WHAT NEEDS TO BE DONE: Take the material and output all of it exactly.
"""
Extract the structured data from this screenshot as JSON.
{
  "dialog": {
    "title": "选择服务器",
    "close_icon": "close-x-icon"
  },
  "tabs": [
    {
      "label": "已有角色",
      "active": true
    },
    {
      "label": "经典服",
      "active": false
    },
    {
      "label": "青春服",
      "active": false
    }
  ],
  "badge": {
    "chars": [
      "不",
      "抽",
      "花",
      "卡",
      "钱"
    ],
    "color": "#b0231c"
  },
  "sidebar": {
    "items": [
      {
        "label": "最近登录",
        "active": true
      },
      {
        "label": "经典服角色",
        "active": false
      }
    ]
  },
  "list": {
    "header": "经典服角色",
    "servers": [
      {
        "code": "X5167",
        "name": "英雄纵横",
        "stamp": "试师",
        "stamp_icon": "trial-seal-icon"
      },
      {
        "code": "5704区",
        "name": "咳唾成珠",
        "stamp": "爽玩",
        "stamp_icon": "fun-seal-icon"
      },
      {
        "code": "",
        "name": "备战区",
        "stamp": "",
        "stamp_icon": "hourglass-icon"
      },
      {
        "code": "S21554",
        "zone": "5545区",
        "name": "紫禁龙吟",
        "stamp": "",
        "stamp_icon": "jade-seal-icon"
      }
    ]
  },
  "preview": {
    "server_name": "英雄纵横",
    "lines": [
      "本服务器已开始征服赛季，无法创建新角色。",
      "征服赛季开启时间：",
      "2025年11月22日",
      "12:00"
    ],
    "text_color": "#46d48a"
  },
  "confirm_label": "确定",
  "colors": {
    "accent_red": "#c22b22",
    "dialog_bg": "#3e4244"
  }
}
"""
COMPLETE RESPONSE:
Extract the structured data from this screenshot as JSON.
{
  "dialog": {
    "title": "选择服务器",
    "close_icon": "close-x-icon"
  },
  "tabs": [
    {
      "label": "已有角色",
      "active": true
    },
    {
      "label": "经典服",
      "active": false
    },
    {
      "label": "青春服",
      "active": false
    }
  ],
  "badge": {
    "chars": [
      "不",
      "抽",
      "花",
      "卡",
      "钱"
    ],
    "color": "#b0231c"
  },
  "sidebar": {
    "items": [
      {
        "label": "最近登录",
        "active": true
      },
      {
        "label": "经典服角色",
        "active": false
      }
    ]
  },
  "list": {
    "header": "经典服角色",
    "servers": [
      {
        "code": "X5167",
        "name": "英雄纵横",
        "stamp": "试师",
        "stamp_icon": "trial-seal-icon"
      },
      {
        "code": "5704区",
        "name": "咳唾成珠",
        "stamp": "爽玩",
        "stamp_icon": "fun-seal-icon"
      },
      {
        "code": "",
        "name": "备战区",
        "stamp": "",
        "stamp_icon": "hourglass-icon"
      },
      {
        "code": "S21554",
        "zone": "5545区",
        "name": "紫禁龙吟",
        "stamp": "",
        "stamp_icon": "jade-seal-icon"
      }
    ]
  },
  "preview": {
    "server_name": "英雄纵横",
    "lines": [
      "本服务器已开始征服赛季，无法创建新角色。",
      "征服赛季开启时间：",
      "2025年11月22日",
      "12:00"
    ],
    "text_color": "#46d48a"
  },
  "confirm_label": "确定",
  "colors": {
    "accent_red": "#c22b22",
    "dialog_bg": "#3e4244"
  }
}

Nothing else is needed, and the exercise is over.